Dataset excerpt
-=-=-

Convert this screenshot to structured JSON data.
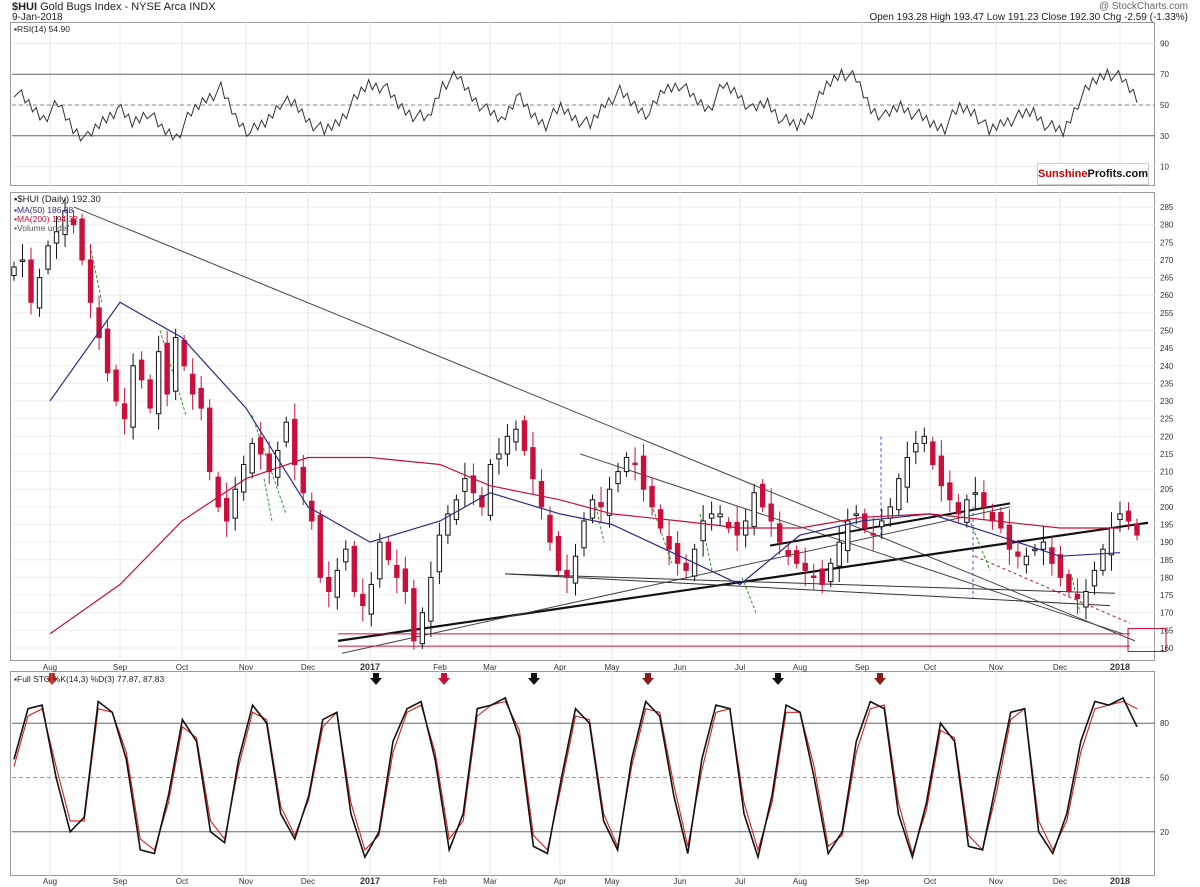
{
  "header": {
    "symbol_title": "$HUI",
    "name": "Gold Bugs Index - NYSE Arca INDX",
    "date": "9-Jan-2018",
    "watermark": "@ StockCharts.com",
    "ohlc": "Open 193.28  High 193.47  Low 191.23  Close 192.30  Chg -2.59 (-1.33%)",
    "logo_part1": "Sunshine",
    "logo_part2": "Profits.com"
  },
  "legends": {
    "rsi": "RSI(14) 54.90",
    "price": "$HUI (Daily) 192.30",
    "ma50": "MA(50) 186.88",
    "ma200": "MA(200) 194.32",
    "volume": "Volume undef",
    "sto": "Full STO %K(14,3) %D(3) 77.87, 87.83"
  },
  "colors": {
    "up": "#111111",
    "down": "#c8103a",
    "ma50": "#2c2c8a",
    "ma200": "#c8103a",
    "rsi": "#333333",
    "sto_k": "#111111",
    "sto_d": "#d02020",
    "green_dash": "#2a9a2a",
    "blue_dash": "#3050e0"
  },
  "chart_data": [
    {
      "type": "line",
      "panel": "rsi",
      "ylim": [
        0,
        100
      ],
      "y_ticks": [
        90,
        70,
        50,
        30,
        10
      ],
      "reference_lines": [
        70,
        50,
        30
      ],
      "grid": true,
      "series": [
        {
          "name": "RSI(14)",
          "approx_values": [
            60,
            50,
            42,
            50,
            35,
            28,
            40,
            48,
            38,
            46,
            34,
            30,
            44,
            55,
            60,
            42,
            32,
            38,
            52,
            50,
            40,
            32,
            40,
            52,
            64,
            62,
            50,
            44,
            40,
            64,
            68,
            56,
            46,
            40,
            56,
            44,
            38,
            48,
            42,
            36,
            52,
            58,
            50,
            44,
            60,
            64,
            54,
            48,
            62,
            58,
            46,
            52,
            40,
            36,
            46,
            62,
            72,
            66,
            48,
            42,
            50,
            44,
            38,
            36,
            48,
            46,
            32,
            40,
            42,
            46,
            36,
            32,
            52,
            64,
            72,
            66,
            55
          ]
        }
      ]
    },
    {
      "type": "candlestick",
      "panel": "price",
      "title": "$HUI (Daily) 192.30",
      "ylim": [
        158,
        287
      ],
      "y_ticks": [
        285,
        280,
        275,
        270,
        265,
        260,
        255,
        250,
        245,
        240,
        235,
        230,
        225,
        220,
        215,
        210,
        205,
        200,
        195,
        190,
        185,
        180,
        175,
        170,
        165,
        160
      ],
      "x_tick_labels": [
        "Aug",
        "Sep",
        "Oct",
        "Nov",
        "Dec",
        "2017",
        "Feb",
        "Mar",
        "Apr",
        "May",
        "Jun",
        "Jul",
        "Aug",
        "Sep",
        "Oct",
        "Nov",
        "Dec",
        "2018"
      ],
      "grid": true,
      "close_series": [
        268,
        270,
        258,
        265,
        274,
        278,
        284,
        280,
        270,
        258,
        248,
        238,
        230,
        225,
        240,
        236,
        228,
        244,
        232,
        248,
        240,
        232,
        228,
        210,
        200,
        196,
        205,
        212,
        218,
        215,
        210,
        216,
        224,
        212,
        204,
        196,
        180,
        176,
        182,
        188,
        176,
        172,
        178,
        190,
        185,
        180,
        176,
        162,
        170,
        180,
        192,
        198,
        202,
        208,
        204,
        200,
        212,
        215,
        220,
        222,
        216,
        208,
        200,
        190,
        182,
        180,
        186,
        196,
        202,
        200,
        205,
        210,
        214,
        212,
        205,
        200,
        194,
        188,
        184,
        182,
        188,
        196,
        198,
        198,
        194,
        192,
        196,
        204,
        200,
        196,
        190,
        186,
        184,
        182,
        180,
        178,
        184,
        190,
        196,
        198,
        194,
        192,
        196,
        200,
        208,
        214,
        218,
        220,
        212,
        206,
        202,
        198,
        202,
        204,
        200,
        196,
        194,
        188,
        186,
        186,
        188,
        190,
        184,
        180,
        176,
        174,
        176,
        182,
        188,
        194,
        198,
        196,
        192
      ],
      "series": [
        {
          "name": "MA(50)",
          "values_at_months": [
            230,
            258,
            248,
            228,
            200,
            190,
            196,
            204,
            198,
            195,
            186,
            178,
            192,
            196,
            198,
            192,
            186,
            187
          ]
        },
        {
          "name": "MA(200)",
          "values_at_months": [
            164,
            178,
            196,
            208,
            214,
            214,
            212,
            206,
            202,
            198,
            196,
            194,
            194,
            197,
            198,
            196,
            194,
            194
          ]
        }
      ],
      "annotations": [
        {
          "type": "trendline",
          "from": [
            "Aug 2016",
            285
          ],
          "to": [
            "Dec 2017",
            163
          ]
        },
        {
          "type": "trendline",
          "from": [
            "Dec 2016",
            164
          ],
          "to": [
            "Jan 2018",
            195
          ]
        },
        {
          "type": "horizontal",
          "value": 164
        },
        {
          "type": "horizontal",
          "value": 160.5
        }
      ]
    },
    {
      "type": "line",
      "panel": "stochastic",
      "ylim": [
        0,
        100
      ],
      "y_ticks": [
        80,
        50,
        20
      ],
      "reference_lines": [
        80,
        50,
        20
      ],
      "series": [
        {
          "name": "%K",
          "approx_values": [
            60,
            88,
            90,
            50,
            20,
            28,
            92,
            86,
            60,
            10,
            8,
            40,
            82,
            70,
            20,
            14,
            60,
            90,
            80,
            30,
            16,
            40,
            82,
            86,
            30,
            6,
            20,
            70,
            88,
            92,
            60,
            10,
            30,
            88,
            90,
            94,
            72,
            12,
            8,
            50,
            88,
            80,
            26,
            10,
            60,
            92,
            84,
            40,
            8,
            60,
            90,
            88,
            30,
            6,
            40,
            90,
            86,
            50,
            8,
            20,
            70,
            92,
            88,
            30,
            6,
            36,
            80,
            70,
            12,
            10,
            48,
            86,
            88,
            20,
            8,
            30,
            70,
            92,
            90,
            94,
            78
          ]
        },
        {
          "name": "%D",
          "approx_values": [
            56,
            84,
            88,
            56,
            26,
            26,
            88,
            86,
            64,
            16,
            10,
            36,
            78,
            72,
            26,
            16,
            56,
            86,
            82,
            34,
            18,
            38,
            78,
            86,
            36,
            10,
            18,
            64,
            86,
            90,
            64,
            16,
            26,
            84,
            90,
            92,
            76,
            18,
            10,
            46,
            84,
            82,
            30,
            12,
            56,
            88,
            86,
            46,
            12,
            54,
            86,
            88,
            36,
            10,
            36,
            86,
            86,
            56,
            12,
            18,
            64,
            88,
            90,
            36,
            8,
            32,
            76,
            72,
            18,
            10,
            42,
            82,
            88,
            26,
            10,
            26,
            64,
            88,
            90,
            92,
            88
          ]
        }
      ],
      "arrows": [
        {
          "month": "Aug",
          "color": "#c0392b"
        },
        {
          "month": "Jan",
          "color": "#111111"
        },
        {
          "month": "Feb",
          "color": "#c8103a"
        },
        {
          "month": "Mar",
          "color": "#111111"
        },
        {
          "month": "May",
          "color": "#8b1a1a"
        },
        {
          "month": "Jul",
          "color": "#111111"
        },
        {
          "month": "Sep",
          "color": "#8b1a1a"
        }
      ]
    }
  ]
}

-=-=-

**Exercise details**: From start to finish, output the listing exactly, but omit its pictures.

**Full output**:
Convert this screenshot to structured JSON data.
{
  "header": {
    "symbol_title": "$HUI",
    "name": "Gold Bugs Index - NYSE Arca INDX",
    "date": "9-Jan-2018",
    "watermark": "@ StockCharts.com",
    "ohlc": "Open 193.28  High 193.47  Low 191.23  Close 192.30  Chg -2.59 (-1.33%)",
    "logo_part1": "Sunshine",
    "logo_part2": "Profits.com"
  },
  "legends": {
    "rsi": "RSI(14) 54.90",
    "price": "$HUI (Daily) 192.30",
    "ma50": "MA(50) 186.88",
    "ma200": "MA(200) 194.32",
    "volume": "Volume undef",
    "sto": "Full STO %K(14,3) %D(3) 77.87, 87.83"
  },
  "colors": {
    "up": "#111111",
    "down": "#c8103a",
    "ma50": "#2c2c8a",
    "ma200": "#c8103a",
    "rsi": "#333333",
    "sto_k": "#111111",
    "sto_d": "#d02020",
    "green_dash": "#2a9a2a",
    "blue_dash": "#3050e0"
  },
  "chart_data": [
    {
      "type": "line",
      "panel": "rsi",
      "ylim": [
        0,
        100
      ],
      "y_ticks": [
        90,
        70,
        50,
        30,
        10
      ],
      "reference_lines": [
        70,
        50,
        30
      ],
      "grid": true,
      "series": [
        {
          "name": "RSI(14)",
          "approx_values": [
            60,
            50,
            42,
            50,
            35,
            28,
            40,
            48,
            38,
            46,
            34,
            30,
            44,
            55,
            60,
            42,
            32,
            38,
            52,
            50,
            40,
            32,
            40,
            52,
            64,
            62,
            50,
            44,
            40,
            64,
            68,
            56,
            46,
            40,
            56,
            44,
            38,
            48,
            42,
            36,
            52,
            58,
            50,
            44,
            60,
            64,
            54,
            48,
            62,
            58,
            46,
            52,
            40,
            36,
            46,
            62,
            72,
            66,
            48,
            42,
            50,
            44,
            38,
            36,
            48,
            46,
            32,
            40,
            42,
            46,
            36,
            32,
            52,
            64,
            72,
            66,
            55
          ]
        }
      ]
    },
    {
      "type": "candlestick",
      "panel": "price",
      "title": "$HUI (Daily) 192.30",
      "ylim": [
        158,
        287
      ],
      "y_ticks": [
        285,
        280,
        275,
        270,
        265,
        260,
        255,
        250,
        245,
        240,
        235,
        230,
        225,
        220,
        215,
        210,
        205,
        200,
        195,
        190,
        185,
        180,
        175,
        170,
        165,
        160
      ],
      "x_tick_labels": [
        "Aug",
        "Sep",
        "Oct",
        "Nov",
        "Dec",
        "2017",
        "Feb",
        "Mar",
        "Apr",
        "May",
        "Jun",
        "Jul",
        "Aug",
        "Sep",
        "Oct",
        "Nov",
        "Dec",
        "2018"
      ],
      "grid": true,
      "close_series": [
        268,
        270,
        258,
        265,
        274,
        278,
        284,
        280,
        270,
        258,
        248,
        238,
        230,
        225,
        240,
        236,
        228,
        244,
        232,
        248,
        240,
        232,
        228,
        210,
        200,
        196,
        205,
        212,
        218,
        215,
        210,
        216,
        224,
        212,
        204,
        196,
        180,
        176,
        182,
        188,
        176,
        172,
        178,
        190,
        185,
        180,
        176,
        162,
        170,
        180,
        192,
        198,
        202,
        208,
        204,
        200,
        212,
        215,
        220,
        222,
        216,
        208,
        200,
        190,
        182,
        180,
        186,
        196,
        202,
        200,
        205,
        210,
        214,
        212,
        205,
        200,
        194,
        188,
        184,
        182,
        188,
        196,
        198,
        198,
        194,
        192,
        196,
        204,
        200,
        196,
        190,
        186,
        184,
        182,
        180,
        178,
        184,
        190,
        196,
        198,
        194,
        192,
        196,
        200,
        208,
        214,
        218,
        220,
        212,
        206,
        202,
        198,
        202,
        204,
        200,
        196,
        194,
        188,
        186,
        186,
        188,
        190,
        184,
        180,
        176,
        174,
        176,
        182,
        188,
        194,
        198,
        196,
        192
      ],
      "series": [
        {
          "name": "MA(50)",
          "values_at_months": [
            230,
            258,
            248,
            228,
            200,
            190,
            196,
            204,
            198,
            195,
            186,
            178,
            192,
            196,
            198,
            192,
            186,
            187
          ]
        },
        {
          "name": "MA(200)",
          "values_at_months": [
            164,
            178,
            196,
            208,
            214,
            214,
            212,
            206,
            202,
            198,
            196,
            194,
            194,
            197,
            198,
            196,
            194,
            194
          ]
        }
      ],
      "annotations": [
        {
          "type": "trendline",
          "from": [
            "Aug 2016",
            285
          ],
          "to": [
            "Dec 2017",
            163
          ]
        },
        {
          "type": "trendline",
          "from": [
            "Dec 2016",
            164
          ],
          "to": [
            "Jan 2018",
            195
          ]
        },
        {
          "type": "horizontal",
          "value": 164
        },
        {
          "type": "horizontal",
          "value": 160.5
        }
      ]
    },
    {
      "type": "line",
      "panel": "stochastic",
      "ylim": [
        0,
        100
      ],
      "y_ticks": [
        80,
        50,
        20
      ],
      "reference_lines": [
        80,
        50,
        20
      ],
      "series": [
        {
          "name": "%K",
          "approx_values": [
            60,
            88,
            90,
            50,
            20,
            28,
            92,
            86,
            60,
            10,
            8,
            40,
            82,
            70,
            20,
            14,
            60,
            90,
            80,
            30,
            16,
            40,
            82,
            86,
            30,
            6,
            20,
            70,
            88,
            92,
            60,
            10,
            30,
            88,
            90,
            94,
            72,
            12,
            8,
            50,
            88,
            80,
            26,
            10,
            60,
            92,
            84,
            40,
            8,
            60,
            90,
            88,
            30,
            6,
            40,
            90,
            86,
            50,
            8,
            20,
            70,
            92,
            88,
            30,
            6,
            36,
            80,
            70,
            12,
            10,
            48,
            86,
            88,
            20,
            8,
            30,
            70,
            92,
            90,
            94,
            78
          ]
        },
        {
          "name": "%D",
          "approx_values": [
            56,
            84,
            88,
            56,
            26,
            26,
            88,
            86,
            64,
            16,
            10,
            36,
            78,
            72,
            26,
            16,
            56,
            86,
            82,
            34,
            18,
            38,
            78,
            86,
            36,
            10,
            18,
            64,
            86,
            90,
            64,
            16,
            26,
            84,
            90,
            92,
            76,
            18,
            10,
            46,
            84,
            82,
            30,
            12,
            56,
            88,
            86,
            46,
            12,
            54,
            86,
            88,
            36,
            10,
            36,
            86,
            86,
            56,
            12,
            18,
            64,
            88,
            90,
            36,
            8,
            32,
            76,
            72,
            18,
            10,
            42,
            82,
            88,
            26,
            10,
            26,
            64,
            88,
            90,
            92,
            88
          ]
        }
      ],
      "arrows": [
        {
          "month": "Aug",
          "color": "#c0392b"
        },
        {
          "month": "Jan",
          "color": "#111111"
        },
        {
          "month": "Feb",
          "color": "#c8103a"
        },
        {
          "month": "Mar",
          "color": "#111111"
        },
        {
          "month": "May",
          "color": "#8b1a1a"
        },
        {
          "month": "Jul",
          "color": "#111111"
        },
        {
          "month": "Sep",
          "color": "#8b1a1a"
        }
      ]
    }
  ]
}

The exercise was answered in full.